**RECORDS**
## start
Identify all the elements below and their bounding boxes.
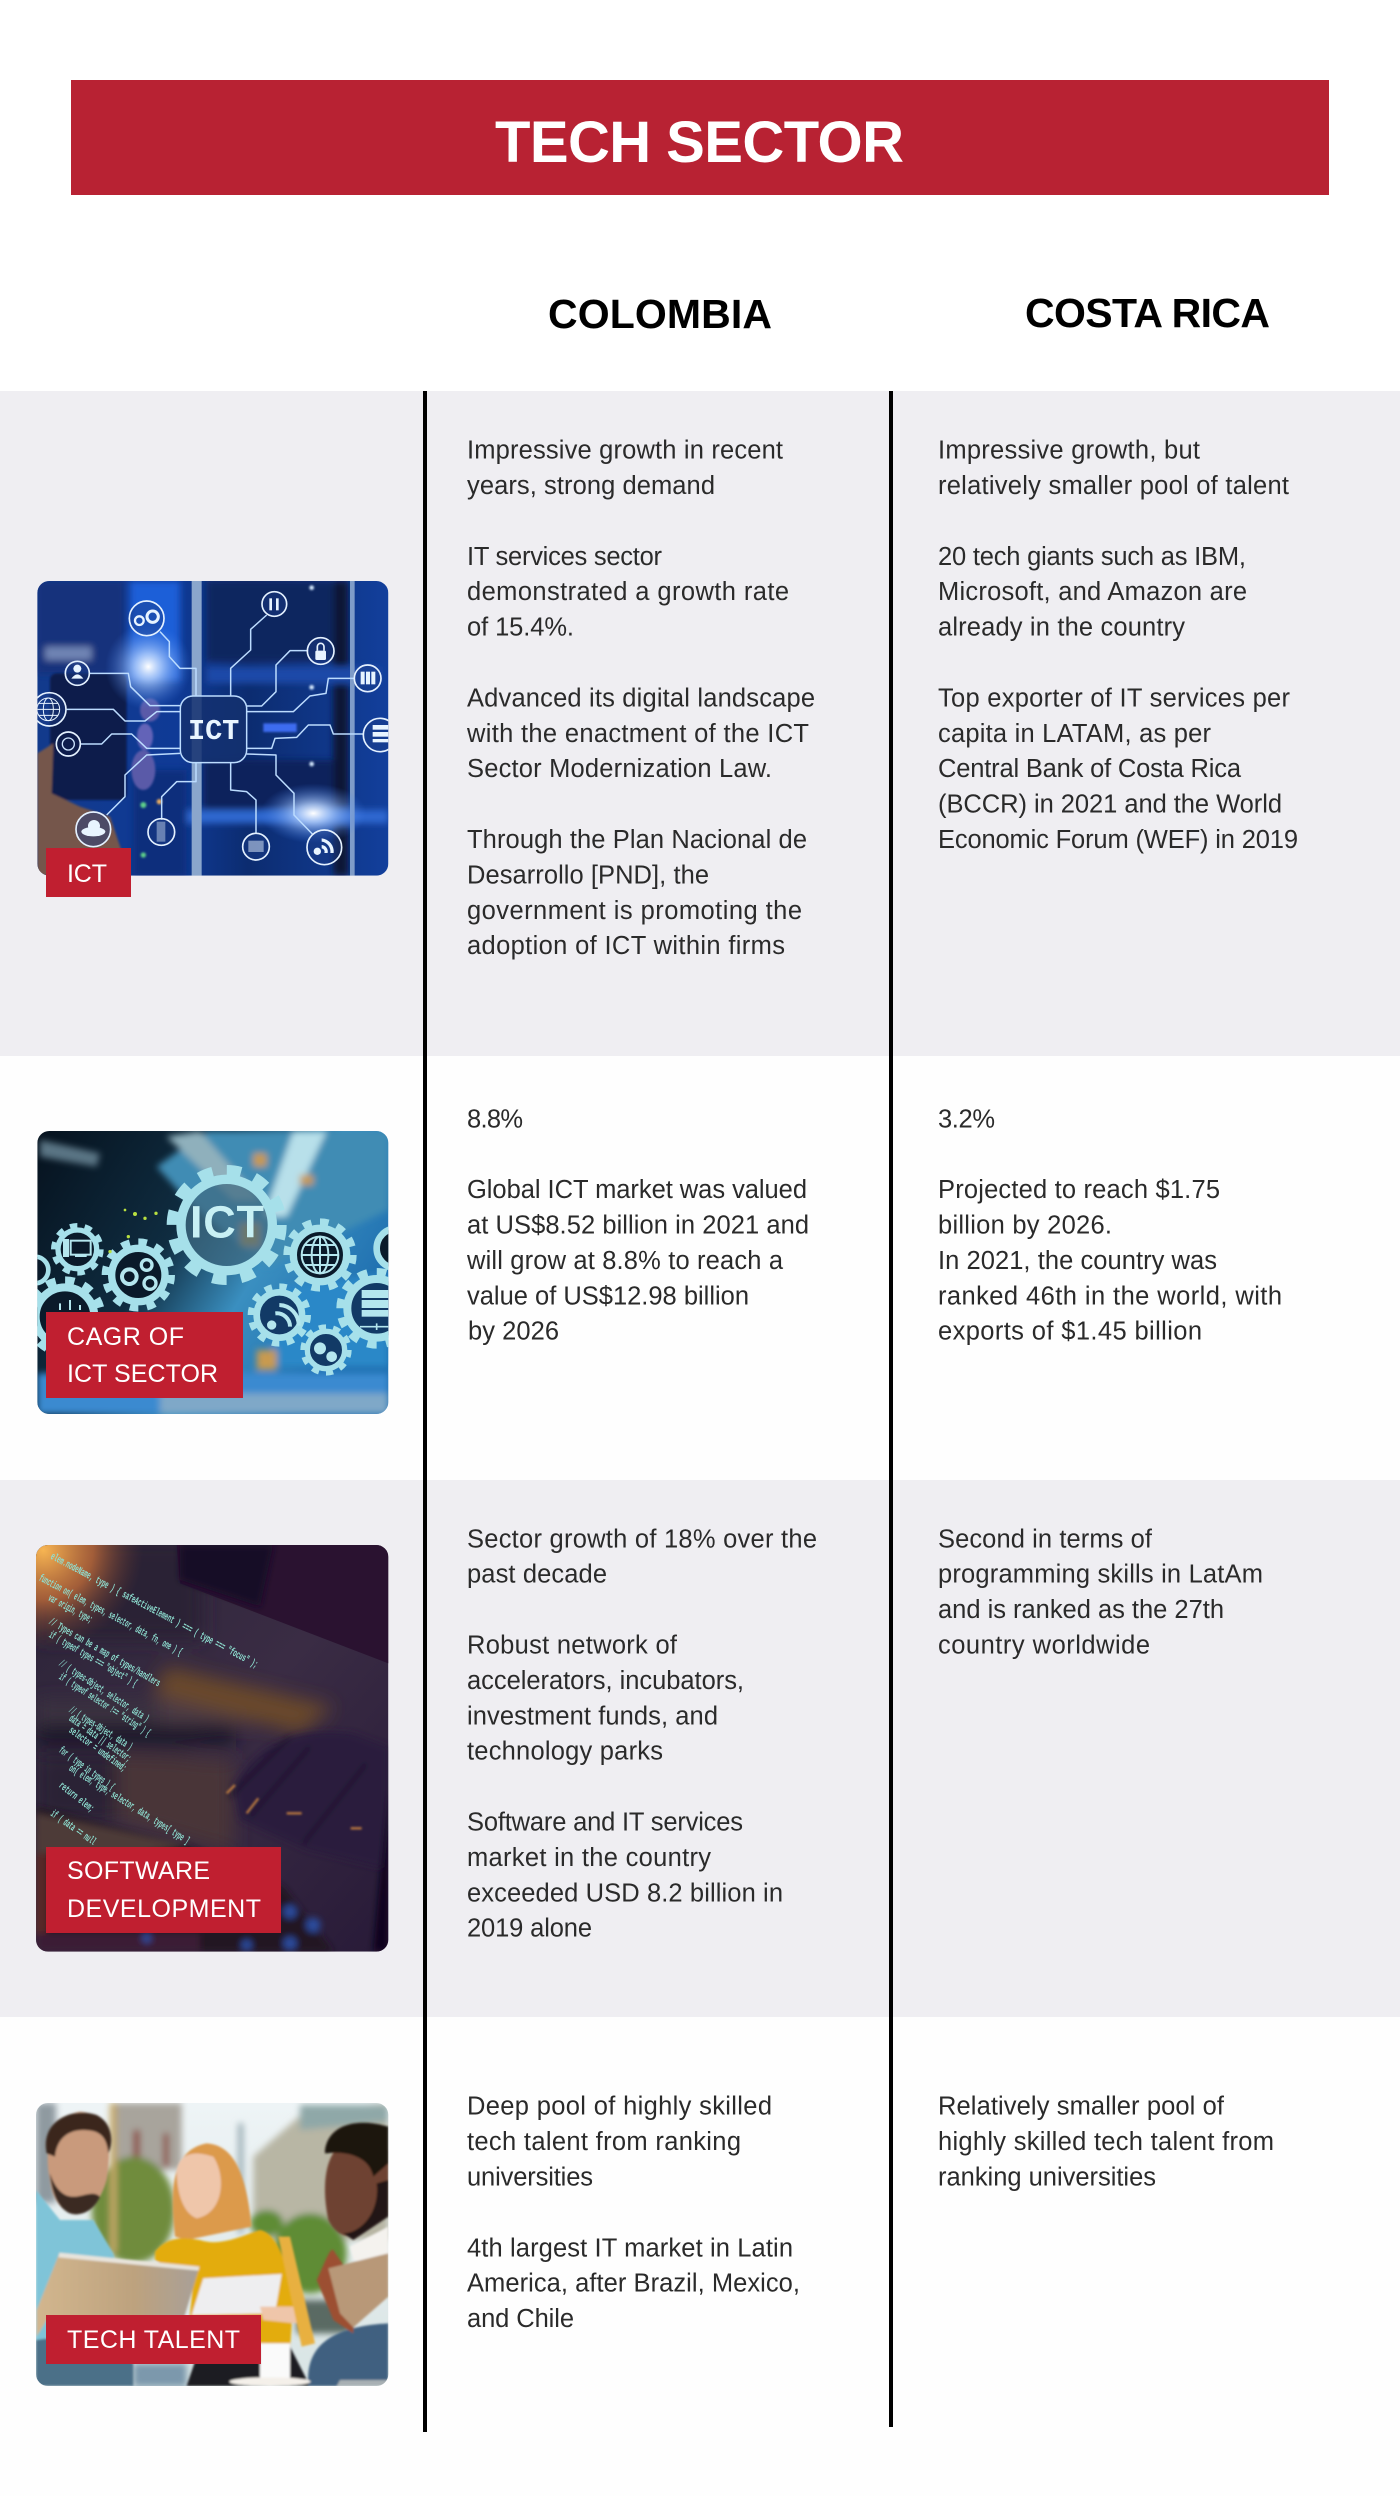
text: Colombia tech talent: tech talent from ranking — [467, 2128, 741, 2156]
text: Colombia CAGR: will grow at 8.8% to reach a — [466, 1247, 784, 1275]
column heading: Costa Rica: COSTA RICA — [1025, 290, 1270, 336]
text: Colombia software: accelerators, incubators, — [467, 1667, 744, 1695]
label: CAGR of ICT sector: CAGR OF — [67, 1323, 184, 1351]
text: Costa Rica ICT: relatively smaller pool of talent — [938, 472, 1289, 500]
label: tech talent: TECH TALENT — [67, 2326, 240, 2354]
image: code overlay on laptop: selector = undefined; — [66, 1725, 128, 1775]
text: Costa Rica ICT: capita in LATAM, as per — [938, 720, 1212, 748]
text: Colombia tech talent: America, after Brazil, Mexico, — [467, 2270, 800, 2298]
text: Costa Rica CAGR: billion by 2026. — [938, 1212, 1112, 1240]
text: Colombia ICT: Through the Plan Nacional de — [467, 826, 807, 854]
text: Colombia ICT: government is promoting the — [467, 897, 802, 925]
text: Costa Rica ICT: Central Bank of Costa Rica — [938, 755, 1242, 783]
image: code overlay on laptop: // Types can be a map of types/handlers — [46, 1616, 162, 1690]
label: CAGR of ICT sector: ICT SECTOR — [67, 1360, 218, 1388]
title banner — [71, 80, 1329, 195]
text: Colombia CAGR: value of US$12.98 billion — [467, 1282, 749, 1310]
text: Colombia ICT: of 15.4%. — [467, 614, 574, 642]
image: code overlay on laptop: if ( typeof selector !== "string" ) { — [56, 1672, 152, 1740]
text: Colombia software: 2019 alone — [467, 1915, 592, 1943]
text: Colombia tech talent — [467, 2093, 800, 2333]
text: Costa Rica ICT: 20 tech giants such as IBM, — [938, 543, 1246, 571]
text: Colombia tech talent: Deep pool of highly skilled — [467, 2093, 772, 2121]
image: code overlay on laptop: if ( typeof types === "object" ) { — [46, 1630, 139, 1690]
text: Colombia software: technology parks — [467, 1738, 663, 1766]
image: three students with laptop — [36, 2103, 388, 2387]
text: Colombia software: Sector growth of 18% over the — [467, 1525, 817, 1553]
text: Colombia ICT: Sector Modernization Law. — [467, 755, 772, 783]
text: Colombia tech talent: and Chile — [467, 2305, 574, 2333]
image: ICT gears over network cables: ICT — [190, 1196, 264, 1247]
image: code overlay on laptop: if ( data == null — [48, 1808, 98, 1848]
label: software development: SOFTWARE — [67, 1857, 210, 1885]
text: Costa Rica tech talent: ranking universities — [938, 2164, 1156, 2192]
text: Costa Rica ICT: (BCCR) in 2021 and the World — [938, 791, 1282, 819]
image: ICT gears over network cables — [37, 1131, 388, 1414]
image: ICT circuit over server racks — [33, 581, 397, 877]
image: code overlay on laptop: function on( elem, types, selector, data, fn, one ) { — [36, 1573, 184, 1659]
text: Costa Rica CAGR: In 2021, the country was — [938, 1247, 1217, 1275]
text: Costa Rica ICT: Microsoft, and Amazon are — [938, 578, 1247, 606]
image: code overlay on laptop — [36, 1545, 388, 1952]
panel: software development row — [0, 1450, 1400, 2017]
text: Costa Rica tech talent — [938, 2093, 1274, 2192]
text: Costa Rica ICT — [938, 437, 1298, 854]
text: Colombia software: Software and IT services — [467, 1808, 743, 1836]
text: Colombia ICT — [466, 437, 815, 960]
text: Costa Rica software — [938, 1525, 1263, 1660]
text: Costa Rica CAGR: exports of $1.45 billion — [938, 1318, 1202, 1346]
text: Costa Rica software: country worldwide — [938, 1632, 1150, 1660]
image: ICT circuit over server racks: ICT — [188, 715, 239, 748]
title banner: TECH SECTOR — [495, 110, 904, 175]
image: code overlay on laptop: on( elem, type, selector, data, types[ type ] — [66, 1763, 191, 1848]
text: Costa Rica CAGR: ranked 46th in the world, with — [938, 1282, 1282, 1310]
image: code overlay on laptop: // ( types-Object, selector, data ) — [56, 1658, 151, 1726]
text: Costa Rica software: Second in terms of — [938, 1525, 1153, 1553]
image: code overlay on laptop: for ( type in types ) { — [56, 1745, 116, 1794]
text: Colombia ICT: with the enactment of the ICT — [466, 720, 809, 748]
label: software development: DEVELOPMENT — [67, 1895, 261, 1923]
text: Colombia ICT: IT services sector — [467, 543, 662, 571]
text: Colombia software: market in the country — [467, 1844, 711, 1872]
text: Colombia ICT: Impressive growth in recent — [467, 437, 783, 465]
text: Costa Rica software: programming skills in LatAm — [938, 1561, 1263, 1589]
image: code overlay on laptop: // ( types-Object, data ) — [66, 1705, 134, 1754]
label: ICT — [46, 848, 131, 897]
text: Colombia CAGR: by 2026 — [468, 1318, 559, 1346]
label: ICT: ICT — [67, 860, 107, 888]
text: Colombia software: exceeded USD 8.2 billion in — [467, 1879, 783, 1907]
text: Colombia tech talent: universities — [467, 2164, 593, 2192]
image: code overlay on laptop: var origin, type; — [46, 1593, 94, 1626]
text: Colombia CAGR — [466, 1105, 809, 1346]
text: Costa Rica ICT: Top exporter of IT services per — [938, 684, 1290, 712]
panel: tech talent row — [36, 2096, 1272, 2386]
text: Costa Rica ICT: already in the country — [938, 614, 1185, 642]
image: code overlay on laptop: elem.nodeName, type ) { safeActiveElement ) === ( type === "focus" ); — [48, 1551, 260, 1671]
text: Colombia software: investment funds, and — [467, 1702, 718, 1730]
text: Costa Rica CAGR — [938, 1105, 1282, 1346]
text: Colombia ICT: demonstrated a growth rate — [467, 578, 789, 606]
text: Colombia CAGR: at US$8.52 billion in 2021 and — [467, 1212, 809, 1240]
text: Costa Rica software: and is ranked as the 27th — [938, 1596, 1224, 1624]
image: code overlay on laptop: data = data || selector; — [66, 1713, 133, 1765]
text: Colombia ICT: Desarrollo [PND], the — [467, 861, 709, 889]
text: Costa Rica ICT: Impressive growth, but — [938, 437, 1200, 465]
text: Costa Rica tech talent: Relatively smaller pool of — [938, 2093, 1225, 2121]
label: tech talent — [46, 2315, 261, 2364]
text: Colombia software — [467, 1525, 817, 1943]
text: Colombia tech talent: 4th largest IT market in Latin — [467, 2234, 793, 2262]
panel: ICT row — [0, 391, 1400, 1056]
text: Colombia software: past decade — [467, 1561, 607, 1589]
text: Costa Rica CAGR: 3.2% — [938, 1105, 995, 1133]
text: Colombia ICT: adoption of ICT within firms — [467, 932, 785, 960]
text: Colombia ICT: Advanced its digital landscape — [467, 684, 815, 712]
text: Colombia CAGR: Global ICT market was valued — [467, 1176, 807, 1204]
image: code overlay on laptop: return elem; — [56, 1780, 96, 1815]
text: Colombia CAGR: 8.8% — [467, 1105, 523, 1133]
text: Costa Rica ICT: Economic Forum (WEF) in 2019 — [938, 826, 1298, 854]
label: software development — [46, 1847, 281, 1933]
text: Costa Rica CAGR: Projected to reach $1.75 — [938, 1176, 1220, 1204]
text: Colombia software: Robust network of — [467, 1632, 678, 1660]
panel: CAGR of ICT sector row — [37, 1109, 1280, 1414]
text: Colombia ICT: years, strong demand — [467, 472, 715, 500]
label: CAGR of ICT sector — [46, 1312, 243, 1398]
text: Costa Rica tech talent: highly skilled tech talent from — [938, 2128, 1274, 2156]
column heading: Colombia: COLOMBIA — [548, 291, 772, 337]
## end
**GIVEN INSTRUCTION**
Copy every line of the records above word for word, leaving out the pictures.

**RESPONSE TO THE EXERCISE**
Identify all the elements below and their bounding boxes.
text: Colombia tech talent: tech talent from ranking — [467, 2128, 741, 2156]
text: Colombia CAGR: will grow at 8.8% to reach a — [466, 1247, 784, 1275]
column heading: Costa Rica: COSTA RICA — [1025, 290, 1270, 336]
text: Colombia software: accelerators, incubators, — [467, 1667, 744, 1695]
label: CAGR of ICT sector: CAGR OF — [67, 1323, 184, 1351]
text: Costa Rica ICT: relatively smaller pool of talent — [938, 472, 1289, 500]
label: tech talent: TECH TALENT — [67, 2326, 240, 2354]
image: code overlay on laptop: selector = undefined; — [66, 1725, 128, 1775]
text: Costa Rica ICT: capita in LATAM, as per — [938, 720, 1212, 748]
text: Colombia tech talent: America, after Brazil, Mexico, — [467, 2270, 800, 2298]
text: Costa Rica CAGR: billion by 2026. — [938, 1212, 1112, 1240]
text: Colombia ICT: Through the Plan Nacional de — [467, 826, 807, 854]
text: Colombia ICT: government is promoting the — [467, 897, 802, 925]
text: Costa Rica ICT: Central Bank of Costa Rica — [938, 755, 1242, 783]
image: code overlay on laptop: // Types can be a map of types/handlers — [46, 1616, 162, 1690]
label: CAGR of ICT sector: ICT SECTOR — [67, 1360, 218, 1388]
title banner — [71, 80, 1329, 195]
text: Colombia CAGR: value of US$12.98 billion — [467, 1282, 749, 1310]
text: Colombia ICT: of 15.4%. — [467, 614, 574, 642]
image: code overlay on laptop: if ( typeof selector !== "string" ) { — [56, 1672, 152, 1740]
text: Colombia software: 2019 alone — [467, 1915, 592, 1943]
text: Colombia tech talent — [467, 2093, 800, 2333]
text: Costa Rica ICT: 20 tech giants such as IBM, — [938, 543, 1246, 571]
text: Colombia tech talent: Deep pool of highly skilled — [467, 2093, 772, 2121]
image: code overlay on laptop: if ( typeof types === "object" ) { — [46, 1630, 139, 1690]
text: Colombia software: technology parks — [467, 1738, 663, 1766]
image: three students with laptop — [36, 2103, 388, 2387]
text: Colombia software: Sector growth of 18% over the — [467, 1525, 817, 1553]
text: Colombia ICT: Sector Modernization Law. — [467, 755, 772, 783]
text: Colombia tech talent: and Chile — [467, 2305, 574, 2333]
image: ICT gears over network cables: ICT — [190, 1196, 264, 1247]
image: code overlay on laptop: if ( data == null — [48, 1808, 98, 1848]
label: software development: SOFTWARE — [67, 1857, 210, 1885]
text: Costa Rica tech talent: ranking universities — [938, 2164, 1156, 2192]
text: Costa Rica ICT: (BCCR) in 2021 and the World — [938, 791, 1282, 819]
image: ICT gears over network cables — [37, 1131, 388, 1414]
image: ICT circuit over server racks — [33, 581, 397, 877]
image: code overlay on laptop: function on( elem, types, selector, data, fn, one ) { — [36, 1573, 184, 1659]
text: Costa Rica CAGR: In 2021, the country was — [938, 1247, 1217, 1275]
text: Costa Rica ICT: Microsoft, and Amazon are — [938, 578, 1247, 606]
image: code overlay on laptop — [36, 1545, 388, 1952]
panel: software development row — [0, 1450, 1400, 2017]
text: Costa Rica tech talent — [938, 2093, 1274, 2192]
text: Costa Rica ICT — [938, 437, 1298, 854]
text: Colombia software: Software and IT services — [467, 1808, 743, 1836]
text: Colombia ICT — [466, 437, 815, 960]
text: Costa Rica software — [938, 1525, 1263, 1660]
text: Costa Rica CAGR: exports of $1.45 billion — [938, 1318, 1202, 1346]
text: Costa Rica software: country worldwide — [938, 1632, 1150, 1660]
image: ICT circuit over server racks: ICT — [188, 715, 239, 748]
title banner: TECH SECTOR — [495, 110, 904, 175]
image: code overlay on laptop: on( elem, type, selector, data, types[ type ] — [66, 1763, 191, 1848]
text: Costa Rica CAGR: ranked 46th in the world, with — [938, 1282, 1282, 1310]
image: code overlay on laptop: // ( types-Object, selector, data ) — [56, 1658, 151, 1726]
text: Costa Rica software: Second in terms of — [938, 1525, 1153, 1553]
image: code overlay on laptop: for ( type in types ) { — [56, 1745, 116, 1794]
text: Colombia ICT: with the enactment of the ICT — [466, 720, 809, 748]
label: software development: DEVELOPMENT — [67, 1895, 261, 1923]
text: Colombia ICT: IT services sector — [467, 543, 662, 571]
text: Colombia software: market in the country — [467, 1844, 711, 1872]
text: Colombia ICT: Impressive growth in recent — [467, 437, 783, 465]
text: Costa Rica software: programming skills in LatAm — [938, 1561, 1263, 1589]
image: code overlay on laptop: // ( types-Object, data ) — [66, 1705, 134, 1754]
label: ICT — [46, 848, 131, 897]
text: Colombia CAGR: by 2026 — [468, 1318, 559, 1346]
label: ICT: ICT — [67, 860, 107, 888]
text: Colombia software: exceeded USD 8.2 billion in — [467, 1879, 783, 1907]
text: Colombia tech talent: universities — [467, 2164, 593, 2192]
image: code overlay on laptop: var origin, type; — [46, 1593, 94, 1626]
text: Colombia CAGR — [466, 1105, 809, 1346]
text: Costa Rica ICT: Top exporter of IT services per — [938, 684, 1290, 712]
panel: tech talent row — [36, 2096, 1272, 2386]
text: Costa Rica ICT: already in the country — [938, 614, 1185, 642]
image: code overlay on laptop: elem.nodeName, type ) { safeActiveElement ) === ( type === "focus" ); — [48, 1551, 260, 1671]
text: Colombia software: investment funds, and — [467, 1702, 718, 1730]
text: Costa Rica CAGR — [938, 1105, 1282, 1346]
text: Colombia ICT: demonstrated a growth rate — [467, 578, 789, 606]
text: Colombia CAGR: at US$8.52 billion in 2021 and — [467, 1212, 809, 1240]
text: Costa Rica software: and is ranked as the 27th — [938, 1596, 1224, 1624]
image: code overlay on laptop: data = data || selector; — [66, 1713, 133, 1765]
text: Colombia ICT: Desarrollo [PND], the — [467, 861, 709, 889]
text: Costa Rica ICT: Impressive growth, but — [938, 437, 1200, 465]
text: Costa Rica tech talent: Relatively smaller pool of — [938, 2093, 1225, 2121]
label: tech talent — [46, 2315, 261, 2364]
text: Colombia software — [467, 1525, 817, 1943]
text: Colombia tech talent: 4th largest IT market in Latin — [467, 2234, 793, 2262]
panel: ICT row — [0, 391, 1400, 1056]
text: Colombia software: past decade — [467, 1561, 607, 1589]
text: Costa Rica CAGR: 3.2% — [938, 1105, 995, 1133]
text: Colombia ICT: adoption of ICT within firms — [467, 932, 785, 960]
text: Colombia ICT: Advanced its digital landscape — [467, 684, 815, 712]
text: Colombia CAGR: Global ICT market was valued — [467, 1176, 807, 1204]
image: code overlay on laptop: return elem; — [56, 1780, 96, 1815]
text: Colombia CAGR: 8.8% — [467, 1105, 523, 1133]
text: Costa Rica ICT: Economic Forum (WEF) in 2019 — [938, 826, 1298, 854]
label: software development — [46, 1847, 281, 1933]
text: Costa Rica CAGR: Projected to reach $1.75 — [938, 1176, 1220, 1204]
text: Colombia software: Robust network of — [467, 1632, 678, 1660]
panel: CAGR of ICT sector row — [37, 1109, 1280, 1414]
text: Colombia ICT: years, strong demand — [467, 472, 715, 500]
label: CAGR of ICT sector — [46, 1312, 243, 1398]
text: Costa Rica tech talent: highly skilled tech talent from — [938, 2128, 1274, 2156]
column heading: Colombia: COLOMBIA — [548, 291, 772, 337]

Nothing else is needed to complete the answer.